§ EXERCISE DESCRIPTION
Answer with one number: how many lines have "бюджета".

§ SUPPLIED DATA

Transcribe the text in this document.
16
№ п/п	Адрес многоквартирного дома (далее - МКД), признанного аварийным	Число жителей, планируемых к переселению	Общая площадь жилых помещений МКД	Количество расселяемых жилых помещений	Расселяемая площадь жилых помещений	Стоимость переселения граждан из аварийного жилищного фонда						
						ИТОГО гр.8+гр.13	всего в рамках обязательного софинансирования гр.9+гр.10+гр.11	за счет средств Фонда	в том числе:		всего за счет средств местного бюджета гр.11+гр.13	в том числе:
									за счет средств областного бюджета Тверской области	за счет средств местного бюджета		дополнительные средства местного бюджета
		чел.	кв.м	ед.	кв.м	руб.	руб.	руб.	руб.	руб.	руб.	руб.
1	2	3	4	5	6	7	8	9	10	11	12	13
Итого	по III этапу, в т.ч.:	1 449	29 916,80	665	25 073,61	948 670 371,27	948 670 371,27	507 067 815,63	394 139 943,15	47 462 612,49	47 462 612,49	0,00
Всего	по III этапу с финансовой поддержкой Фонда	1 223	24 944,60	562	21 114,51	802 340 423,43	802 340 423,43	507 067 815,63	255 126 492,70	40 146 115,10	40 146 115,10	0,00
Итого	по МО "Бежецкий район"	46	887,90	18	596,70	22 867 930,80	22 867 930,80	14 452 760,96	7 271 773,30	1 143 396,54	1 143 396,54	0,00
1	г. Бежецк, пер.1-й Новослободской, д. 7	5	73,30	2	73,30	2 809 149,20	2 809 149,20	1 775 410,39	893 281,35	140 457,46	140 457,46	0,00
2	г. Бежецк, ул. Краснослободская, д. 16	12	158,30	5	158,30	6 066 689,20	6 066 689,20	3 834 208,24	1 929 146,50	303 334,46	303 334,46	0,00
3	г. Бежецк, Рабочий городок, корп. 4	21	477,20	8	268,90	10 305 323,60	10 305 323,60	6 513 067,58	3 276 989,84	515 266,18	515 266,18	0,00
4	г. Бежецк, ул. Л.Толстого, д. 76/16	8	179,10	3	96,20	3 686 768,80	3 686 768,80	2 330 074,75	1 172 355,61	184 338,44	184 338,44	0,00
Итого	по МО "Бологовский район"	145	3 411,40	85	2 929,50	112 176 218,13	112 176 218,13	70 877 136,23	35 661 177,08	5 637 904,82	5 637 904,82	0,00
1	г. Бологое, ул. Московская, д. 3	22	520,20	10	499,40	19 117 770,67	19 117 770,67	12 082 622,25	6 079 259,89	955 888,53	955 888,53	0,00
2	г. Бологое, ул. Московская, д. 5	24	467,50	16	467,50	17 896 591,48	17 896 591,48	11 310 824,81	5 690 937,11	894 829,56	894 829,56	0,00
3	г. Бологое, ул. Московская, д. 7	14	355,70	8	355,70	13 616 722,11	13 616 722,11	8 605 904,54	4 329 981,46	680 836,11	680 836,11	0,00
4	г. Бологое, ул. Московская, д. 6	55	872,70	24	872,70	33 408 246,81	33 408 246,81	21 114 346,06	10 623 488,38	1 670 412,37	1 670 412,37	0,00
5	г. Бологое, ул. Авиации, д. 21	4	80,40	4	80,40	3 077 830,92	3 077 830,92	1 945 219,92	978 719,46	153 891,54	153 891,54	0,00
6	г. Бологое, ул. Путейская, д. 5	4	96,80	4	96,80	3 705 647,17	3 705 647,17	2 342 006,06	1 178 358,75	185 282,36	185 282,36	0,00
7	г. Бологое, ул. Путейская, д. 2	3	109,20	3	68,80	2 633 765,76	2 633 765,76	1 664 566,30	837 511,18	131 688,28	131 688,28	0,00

* * *

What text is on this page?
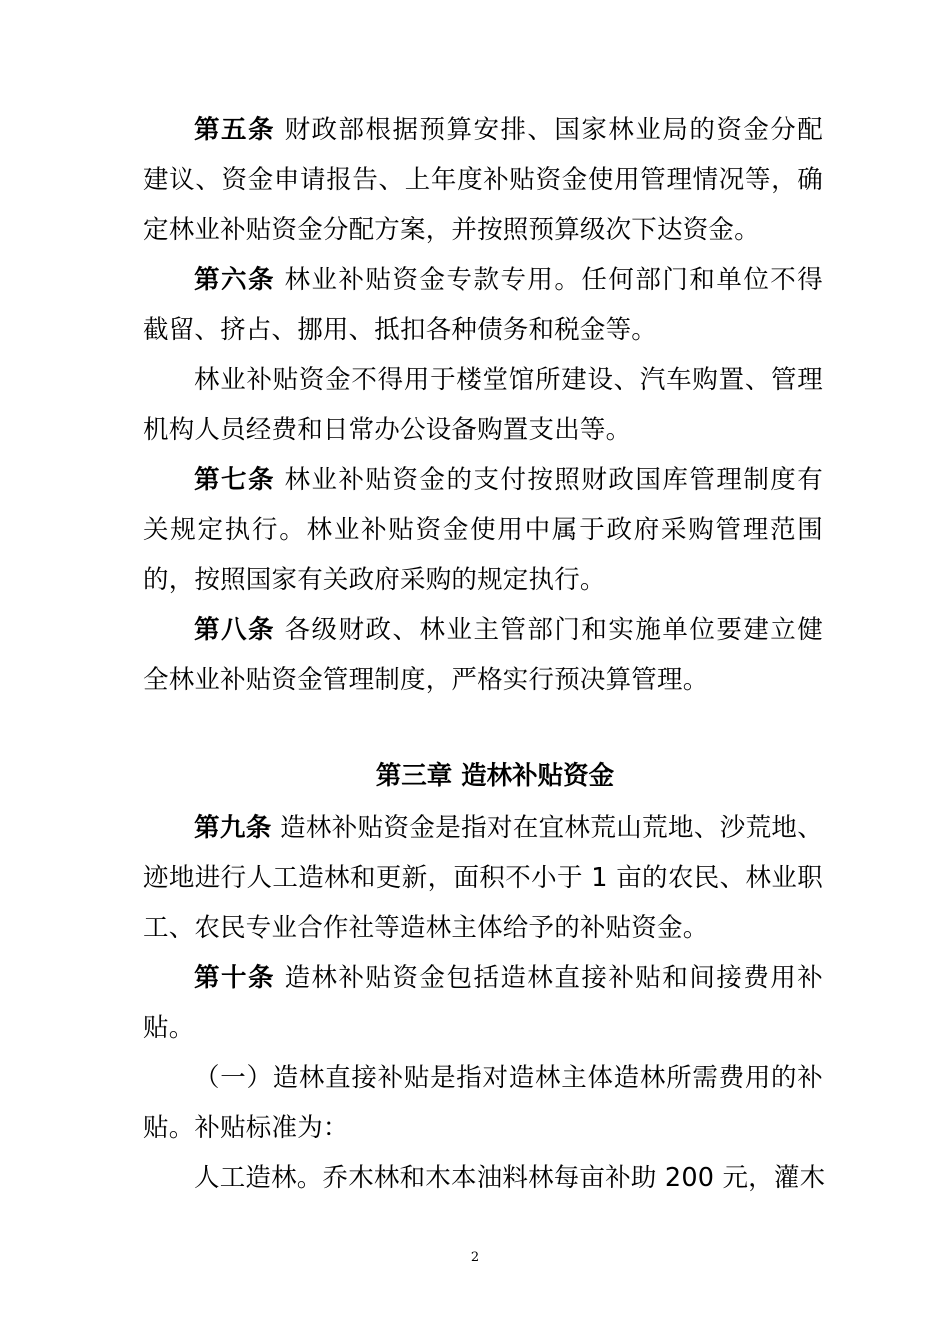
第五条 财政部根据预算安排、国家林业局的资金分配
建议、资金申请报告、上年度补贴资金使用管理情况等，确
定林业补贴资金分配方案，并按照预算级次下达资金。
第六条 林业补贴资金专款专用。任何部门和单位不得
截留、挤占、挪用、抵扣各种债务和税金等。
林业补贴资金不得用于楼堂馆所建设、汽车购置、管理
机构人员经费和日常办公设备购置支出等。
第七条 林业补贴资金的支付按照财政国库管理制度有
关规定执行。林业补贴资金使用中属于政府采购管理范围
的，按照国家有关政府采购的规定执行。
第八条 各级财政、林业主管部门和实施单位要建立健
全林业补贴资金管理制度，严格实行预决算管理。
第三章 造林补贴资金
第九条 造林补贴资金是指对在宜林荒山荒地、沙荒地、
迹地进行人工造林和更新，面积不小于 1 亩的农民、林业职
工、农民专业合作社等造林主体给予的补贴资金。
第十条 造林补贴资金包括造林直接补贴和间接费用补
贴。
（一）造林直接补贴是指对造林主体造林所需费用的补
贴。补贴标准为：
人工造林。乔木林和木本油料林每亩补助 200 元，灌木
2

§ SOLUTION TO THIS EXERCISE
2